**Collection entries**
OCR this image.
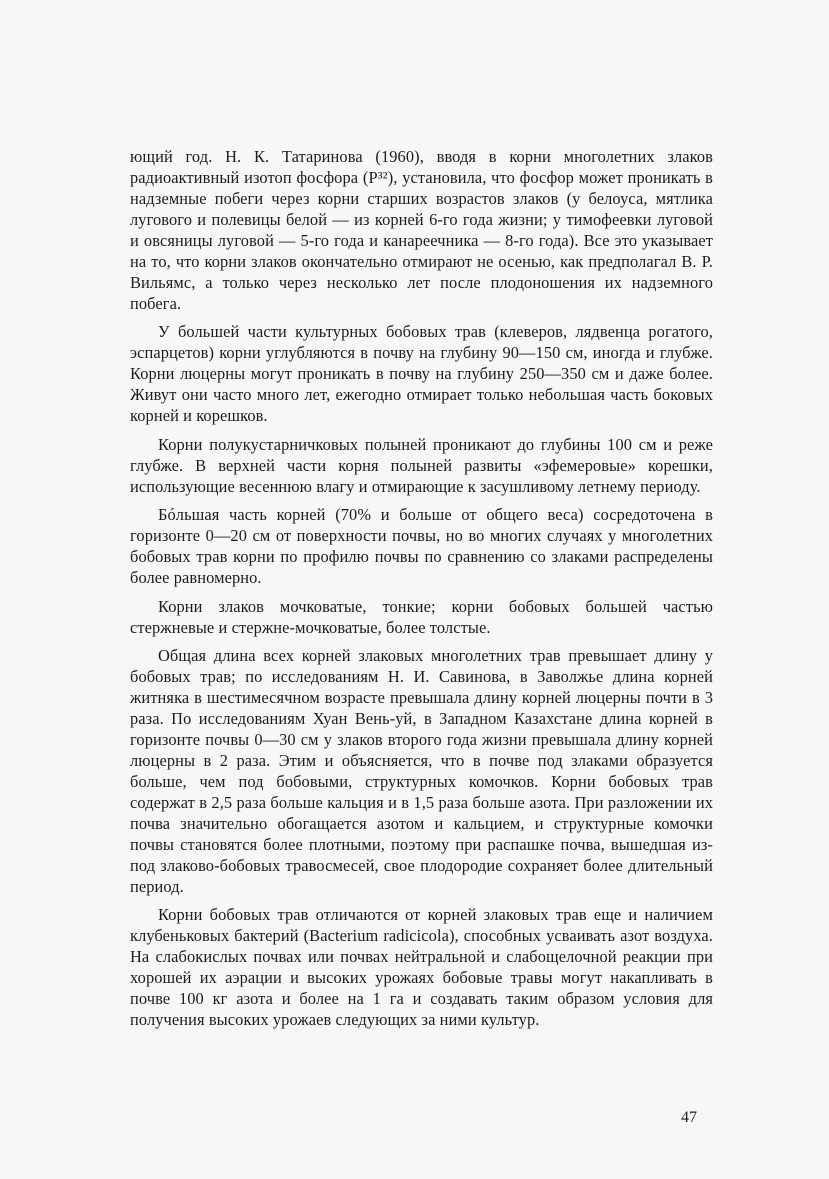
ющий год. Н. К. Татаринова (1960), вводя в корни многолетних злаков радиоактивный изотоп фосфора (P³²), установила, что фосфор может проникать в надземные побеги через корни старших возрастов злаков (у белоуса, мятлика лугового и полевицы белой — из корней 6-го года жизни; у тимофеевки луговой и овсяницы луговой — 5-го года и канареечника — 8-го года). Все это указывает на то, что корни злаков окончательно отмирают не осенью, как предполагал В. Р. Вильямс, а только через несколько лет после плодоношения их надземного побега.

У большей части культурных бобовых трав (клеверов, лядвенца рогатого, эспарцетов) корни углубляются в почву на глубину 90—150 см, иногда и глубже. Корни люцерны могут проникать в почву на глубину 250—350 см и даже более. Живут они часто много лет, ежегодно отмирает только небольшая часть боковых корней и корешков.

Корни полукустарничковых полыней проникают до глубины 100 см и реже глубже. В верхней части корня полыней развиты «эфемеровые» корешки, использующие весеннюю влагу и отмирающие к засушливому летнему периоду.

Бóльшая часть корней (70% и больше от общего веса) сосредоточена в горизонте 0—20 см от поверхности почвы, но во многих случаях у многолетних бобовых трав корни по профилю почвы по сравнению со злаками распределены более равномерно.

Корни злаков мочковатые, тонкие; корни бобовых большей частью стержневые и стержне-мочковатые, более толстые.

Общая длина всех корней злаковых многолетних трав превышает длину у бобовых трав; по исследованиям Н. И. Савинова, в Заволжье длина корней житняка в шестимесячном возрасте превышала длину корней люцерны почти в 3 раза. По исследованиям Хуан Вень-уй, в Западном Казахстане длина корней в горизонте почвы 0—30 см у злаков второго года жизни превышала длину корней люцерны в 2 раза. Этим и объясняется, что в почве под злаками образуется больше, чем под бобовыми, структурных комочков. Корни бобовых трав содержат в 2,5 раза больше кальция и в 1,5 раза больше азота. При разложении их почва значительно обогащается азотом и кальцием, и структурные комочки почвы становятся более плотными, поэтому при распашке почва, вышедшая из-под злаково-бобовых травосмесей, свое плодородие сохраняет более длительный период.

Корни бобовых трав отличаются от корней злаковых трав еще и наличием клубеньковых бактерий (Bacterium radicicola), способных усваивать азот воздуха. На слабокислых почвах или почвах нейтральной и слабощелочной реакции при хорошей их аэрации и высоких урожаях бобовые травы могут накапливать в почве 100 кг азота и более на 1 га и создавать таким образом условия для получения высоких урожаев следующих за ними культур.

47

**Work item**
Your answer must be an exact copy of the data above, minus its pictures.

**Answer space**
OCR this image.
ющий год. Н. К. Татаринова (1960), вводя в корни многолетних злаков радиоактивный изотоп фосфора (P³²), установила, что фосфор может проникать в надземные побеги через корни старших возрастов злаков (у белоуса, мятлика лугового и полевицы белой — из корней 6-го года жизни; у тимофеевки луговой и овсяницы луговой — 5-го года и канареечника — 8-го года). Все это указывает на то, что корни злаков окончательно отмирают не осенью, как предполагал В. Р. Вильямс, а только через несколько лет после плодоношения их надземного побега.

У большей части культурных бобовых трав (клеверов, лядвенца рогатого, эспарцетов) корни углубляются в почву на глубину 90—150 см, иногда и глубже. Корни люцерны могут проникать в почву на глубину 250—350 см и даже более. Живут они часто много лет, ежегодно отмирает только небольшая часть боковых корней и корешков.

Корни полукустарничковых полыней проникают до глубины 100 см и реже глубже. В верхней части корня полыней развиты «эфемеровые» корешки, использующие весеннюю влагу и отмирающие к засушливому летнему периоду.

Бóльшая часть корней (70% и больше от общего веса) сосредоточена в горизонте 0—20 см от поверхности почвы, но во многих случаях у многолетних бобовых трав корни по профилю почвы по сравнению со злаками распределены более равномерно.

Корни злаков мочковатые, тонкие; корни бобовых большей частью стержневые и стержне-мочковатые, более толстые.

Общая длина всех корней злаковых многолетних трав превышает длину у бобовых трав; по исследованиям Н. И. Савинова, в Заволжье длина корней житняка в шестимесячном возрасте превышала длину корней люцерны почти в 3 раза. По исследованиям Хуан Вень-уй, в Западном Казахстане длина корней в горизонте почвы 0—30 см у злаков второго года жизни превышала длину корней люцерны в 2 раза. Этим и объясняется, что в почве под злаками образуется больше, чем под бобовыми, структурных комочков. Корни бобовых трав содержат в 2,5 раза больше кальция и в 1,5 раза больше азота. При разложении их почва значительно обогащается азотом и кальцием, и структурные комочки почвы становятся более плотными, поэтому при распашке почва, вышедшая из-под злаково-бобовых травосмесей, свое плодородие сохраняет более длительный период.

Корни бобовых трав отличаются от корней злаковых трав еще и наличием клубеньковых бактерий (Bacterium radicicola), способных усваивать азот воздуха. На слабокислых почвах или почвах нейтральной и слабощелочной реакции при хорошей их аэрации и высоких урожаях бобовые травы могут накапливать в почве 100 кг азота и более на 1 га и создавать таким образом условия для получения высоких урожаев следующих за ними культур.

47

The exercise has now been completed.